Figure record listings
::::

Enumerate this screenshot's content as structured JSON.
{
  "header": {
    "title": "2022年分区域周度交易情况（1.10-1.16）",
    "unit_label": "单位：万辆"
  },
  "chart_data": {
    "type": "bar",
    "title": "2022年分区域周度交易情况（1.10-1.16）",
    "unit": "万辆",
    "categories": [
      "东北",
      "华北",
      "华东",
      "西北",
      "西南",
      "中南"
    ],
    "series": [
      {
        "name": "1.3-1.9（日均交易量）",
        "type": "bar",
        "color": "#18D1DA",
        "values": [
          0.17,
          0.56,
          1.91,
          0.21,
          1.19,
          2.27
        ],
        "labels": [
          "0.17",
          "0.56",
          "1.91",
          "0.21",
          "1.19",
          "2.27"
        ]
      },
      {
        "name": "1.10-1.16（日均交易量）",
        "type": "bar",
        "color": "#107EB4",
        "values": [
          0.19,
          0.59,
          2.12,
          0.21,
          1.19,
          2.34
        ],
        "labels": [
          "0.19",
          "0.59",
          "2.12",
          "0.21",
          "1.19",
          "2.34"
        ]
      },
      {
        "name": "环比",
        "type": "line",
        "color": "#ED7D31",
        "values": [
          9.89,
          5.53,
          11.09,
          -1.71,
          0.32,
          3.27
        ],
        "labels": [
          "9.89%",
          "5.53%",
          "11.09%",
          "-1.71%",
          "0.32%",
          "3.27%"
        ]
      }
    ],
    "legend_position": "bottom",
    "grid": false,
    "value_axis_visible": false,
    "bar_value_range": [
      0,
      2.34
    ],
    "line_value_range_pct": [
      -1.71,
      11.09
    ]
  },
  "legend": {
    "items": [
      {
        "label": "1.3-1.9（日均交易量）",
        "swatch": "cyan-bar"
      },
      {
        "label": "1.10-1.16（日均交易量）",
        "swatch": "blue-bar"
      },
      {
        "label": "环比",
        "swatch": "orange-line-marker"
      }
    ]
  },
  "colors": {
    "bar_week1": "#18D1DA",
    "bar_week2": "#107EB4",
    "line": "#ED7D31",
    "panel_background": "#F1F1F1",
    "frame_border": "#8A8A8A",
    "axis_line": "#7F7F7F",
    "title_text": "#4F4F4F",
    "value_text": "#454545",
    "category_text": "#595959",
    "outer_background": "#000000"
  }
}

::::

## EXERCISE PROMPT
Each record must be repeated exactly as it is.

## WORKED ANSWER
Enumerate this screenshot's content as structured JSON.
{
  "header": {
    "title": "2022年分区域周度交易情况（1.10-1.16）",
    "unit_label": "单位：万辆"
  },
  "chart_data": {
    "type": "bar",
    "title": "2022年分区域周度交易情况（1.10-1.16）",
    "unit": "万辆",
    "categories": [
      "东北",
      "华北",
      "华东",
      "西北",
      "西南",
      "中南"
    ],
    "series": [
      {
        "name": "1.3-1.9（日均交易量）",
        "type": "bar",
        "color": "#18D1DA",
        "values": [
          0.17,
          0.56,
          1.91,
          0.21,
          1.19,
          2.27
        ],
        "labels": [
          "0.17",
          "0.56",
          "1.91",
          "0.21",
          "1.19",
          "2.27"
        ]
      },
      {
        "name": "1.10-1.16（日均交易量）",
        "type": "bar",
        "color": "#107EB4",
        "values": [
          0.19,
          0.59,
          2.12,
          0.21,
          1.19,
          2.34
        ],
        "labels": [
          "0.19",
          "0.59",
          "2.12",
          "0.21",
          "1.19",
          "2.34"
        ]
      },
      {
        "name": "环比",
        "type": "line",
        "color": "#ED7D31",
        "values": [
          9.89,
          5.53,
          11.09,
          -1.71,
          0.32,
          3.27
        ],
        "labels": [
          "9.89%",
          "5.53%",
          "11.09%",
          "-1.71%",
          "0.32%",
          "3.27%"
        ]
      }
    ],
    "legend_position": "bottom",
    "grid": false,
    "value_axis_visible": false,
    "bar_value_range": [
      0,
      2.34
    ],
    "line_value_range_pct": [
      -1.71,
      11.09
    ]
  },
  "legend": {
    "items": [
      {
        "label": "1.3-1.9（日均交易量）",
        "swatch": "cyan-bar"
      },
      {
        "label": "1.10-1.16（日均交易量）",
        "swatch": "blue-bar"
      },
      {
        "label": "环比",
        "swatch": "orange-line-marker"
      }
    ]
  },
  "colors": {
    "bar_week1": "#18D1DA",
    "bar_week2": "#107EB4",
    "line": "#ED7D31",
    "panel_background": "#F1F1F1",
    "frame_border": "#8A8A8A",
    "axis_line": "#7F7F7F",
    "title_text": "#4F4F4F",
    "value_text": "#454545",
    "category_text": "#595959",
    "outer_background": "#000000"
  }
}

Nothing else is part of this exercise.